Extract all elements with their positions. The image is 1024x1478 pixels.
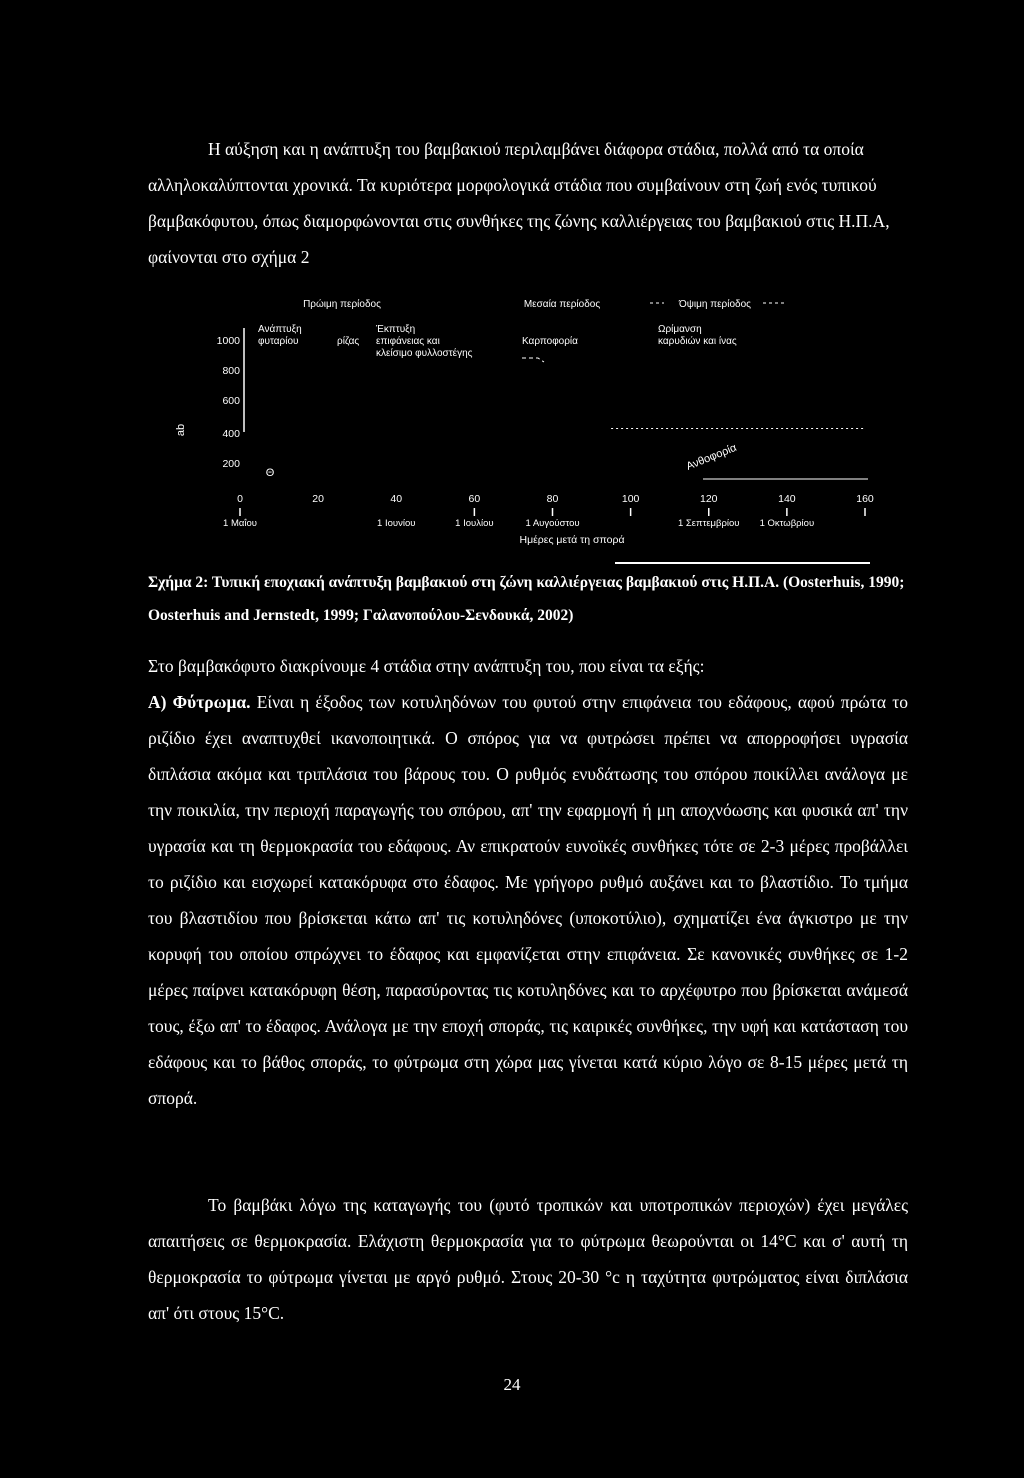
figure-2-chart <box>160 290 880 575</box>
bloom-label: Ανθοφορία <box>684 441 739 473</box>
stage-maturity-line1: Ωρίμανση <box>658 324 702 335</box>
x-tick-120: 120 <box>699 493 718 505</box>
page-number: 24 <box>503 1375 521 1394</box>
y-axis-label: ab <box>175 423 187 437</box>
fruiting-arrow <box>522 358 544 362</box>
figure-caption: Σχήμα 2: Τυπική εποχιακή ανάπτυξη βαμβακιού στη ζώνη καλλιέργειας βαμβακιού στις Η.Π.Α. (Oosterhuis, 1990; Oosterhuis and Jernstedt, 1999; Γαλανοπούλου-Σενδουκά, 2002) <box>148 574 905 624</box>
x-tick-60: 60 <box>468 493 481 505</box>
stage-a-title: Α) Φύτρωμα. <box>148 692 251 712</box>
y-tick-1000: 1000 <box>216 335 240 347</box>
temperature-paragraph: Το βαμβάκι λόγω της καταγωγής του (φυτό τροπικών και υποτροπικών περιοχών) έχει μεγάλες απαιτήσεις σε θερμοκρασία. Ελάχιστη θερμοκρασία για το φύτρωμα θεωρούνται οι 14°C και σ' αυτή τη θερμοκρασία το φύτρωμα γίνεται με αργό ρυθμό. Στους 20-30 °c η ταχύτητα φυτρώματος είναι διπλάσια απ' ότι στους 15°C. <box>148 1195 908 1323</box>
stage-maturity-line2: καρυδιών και ίνας <box>658 336 737 347</box>
period-early: Πρώιμη περίοδος <box>303 299 381 310</box>
stage-root: ρίζας <box>337 336 360 347</box>
x-tick-80: 80 <box>546 493 559 505</box>
stage-a-text: Είναι η έξοδος των κοτυληδόνων του φυτού στην επιφάνεια του εδάφους, αφού πρώτα το ριζίδιο έχει αναπτυχθεί ικανοποιητικά. Ο σπόρος για να φυτρώσει πρέπει να απορροφήσει υγρασία διπλάσια ακόμα και τριπλάσια του βάρους του. Ο ρυθμός ενυδάτωσης του σπόρου ποικίλλει ανάλογα με την ποικιλία, την περιοχή παραγωγής του σπόρου, απ' την εφαρμογή ή μη αποχνόωσης και φυσικά απ' την υγρασία και τη θερμοκρασία του εδάφους. Αν επικρατούν ευνοϊκές συνθήκες τότε σε 2-3 μέρες προβάλλει το ριζίδιο και εισχωρεί κατακόρυφα στο έδαφος. Με γρήγορο ρυθμό αυξάνει και το βλαστίδιο. Το τμήμα του βλαστιδίου που βρίσκεται κάτω απ' τις κοτυληδόνες (υποκοτύλιο), σχηματίζει ένα άγκιστρο με την κορυφή του οποίου σπρώχνει το έδαφος και εμφανίζεται στην επιφάνεια. Σε κανονικές συνθήκες σε 1-2 μέρες παίρνει κατακόρυφη θέση, παρασύροντας τις κοτυληδόνες και το αρχέφυτρο που βρίσκεται ανάμεσά τους, έξω απ' το έδαφος. Ανάλογα με την εποχή σποράς, τις καιρικές συνθήκες, την υφή και κατάσταση του εδάφους και το βάθος σποράς, το φύτρωμα στη χώρα μας γίνεται κατά κύριο λόγο σε 8-15 μέρες μετά τη σπορά. <box>148 692 908 1108</box>
x-tick-20: 20 <box>312 493 324 505</box>
x-tick-100: 100 <box>621 493 640 505</box>
stage-fruiting: Καρποφορία <box>522 336 578 347</box>
date-label-2: 1 Ιουλίου <box>455 518 494 529</box>
x-axis-label: Ημέρες μετά τη σπορά <box>519 534 625 546</box>
date-label-4: 1 Σεπτεμβρίου <box>677 518 740 529</box>
stage-expansion-line2: επιφάνειας και <box>376 336 440 347</box>
stage-a-paragraph <box>148 684 908 1116</box>
date-label-1: 1 Ιουνίου <box>377 518 416 529</box>
y-tick-labels <box>217 335 241 470</box>
date-label-0: 1 Μαΐου <box>223 518 257 529</box>
date-label-5: 1 Οκτωβρίου <box>759 518 815 529</box>
stage-emergence-line2: φυταρίου <box>258 336 299 347</box>
stage-expansion-line1: Έκπτυξη <box>376 324 416 335</box>
chart-svg <box>160 290 880 575</box>
date-label-3: 1 Αυγούστου <box>525 518 580 529</box>
x-tick-160: 160 <box>856 493 874 505</box>
stage-expansion-line3: κλείσιμο φυλλοστέγης <box>376 348 473 359</box>
y-tick-800: 800 <box>222 365 240 377</box>
intro-paragraph: Η αύξηση και η ανάπτυξη του βαμβακιού περιλαμβάνει διάφορα στάδια, πολλά από τα οποία αλληλοκαλύπτονται χρονικά. Τα κυριότερα μορφολογικά στάδια που συμβαίνουν στη ζωή ενός τυπικού βαμβακόφυτου, όπως διαμορφώνονται στις συνθήκες της ζώνης καλλιέργειας του βαμβακιού στις Η.Π.Α, φαίνονται στο σχήμα 2 <box>148 139 890 267</box>
stages-intro: Στο βαμβακόφυτο διακρίνουμε 4 στάδια στην ανάπτυξη του, που είναι τα εξής: <box>148 656 705 676</box>
y-tick-200: 200 <box>222 458 240 470</box>
y-tick-600: 600 <box>222 395 240 407</box>
period-middle: Μεσαία περίοδος <box>523 299 601 310</box>
emergence-marker: Θ <box>265 467 275 479</box>
period-late: Όψιμη περίοδος <box>679 299 751 310</box>
x-tick-140: 140 <box>778 493 796 505</box>
x-tick-0: 0 <box>237 493 243 505</box>
x-tick-40: 40 <box>390 493 403 505</box>
x-tick-labels <box>237 493 874 516</box>
date-labels <box>223 518 814 529</box>
y-tick-400: 400 <box>222 428 240 440</box>
stage-emergence-line1: Ανάπτυξη <box>258 324 302 335</box>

> [Description of the task]: Convert the part that opens with the line containing "figure-2-chart <box>160 290 880 575</box>" and closes with the line containing "x-tick-80: 80 <box>546 493 559 505</box>" into a Markdown table with the columns Row and Line, numbering each row and omitting blank lines.

> [Written answer]:
| Row | Line |
|---|---|
| 1 | figure-2-chart <box>160 290 880 575</box> |
| 2 | bloom-label: Ανθοφορία <box>684 441 739 473</box> |
| 3 | stage-maturity-line1: Ωρίμανση <box>658 324 702 335</box> |
| 4 | x-tick-120: 120 <box>699 493 718 505</box> |
| 5 | page-number: 24 <box>503 1375 521 1394</box> |
| 6 | y-axis-label: ab <box>175 423 187 437</box> |
| 7 | fruiting-arrow <box>522 358 544 362</box> |
| 8 | figure-caption: Σχήμα 2: Τυπική εποχιακή ανάπτυξη βαμβακιού στη ζώνη καλλιέργειας βαμβακιού στις Η.Π.Α. (Oosterhuis, 1990; Oosterhuis and Jernstedt, 1999; Γαλανοπούλου-Σενδουκά, 2002) <box>148 574 905 624</box> |
| 9 | x-tick-60: 60 <box>468 493 481 505</box> |
| 10 | stage-a-title: Α) Φύτρωμα. <box>148 692 251 712</box> |
| 11 | y-tick-1000: 1000 <box>216 335 240 347</box> |
| 12 | temperature-paragraph: Το βαμβάκι λόγω της καταγωγής του (φυτό τροπικών και υποτροπικών περιοχών) έχει μεγάλες απαιτήσεις σε θερμοκρασία. Ελάχιστη θερμοκρασία για το φύτρωμα θεωρούνται οι 14°C και σ' αυτή τη θερμοκρασία το φύτρωμα γίνεται με αργό ρυθμό. Στους 20-30 °c η ταχύτητα φυτρώματος είναι διπλάσια απ' ότι στους 15°C. <box>148 1195 908 1323</box> |
| 13 | stage-maturity-line2: καρυδιών και ίνας <box>658 336 737 347</box> |
| 14 | period-early: Πρώιμη περίοδος <box>303 299 381 310</box> |
| 15 | stage-root: ρίζας <box>337 336 360 347</box> |
| 16 | x-tick-80: 80 <box>546 493 559 505</box> |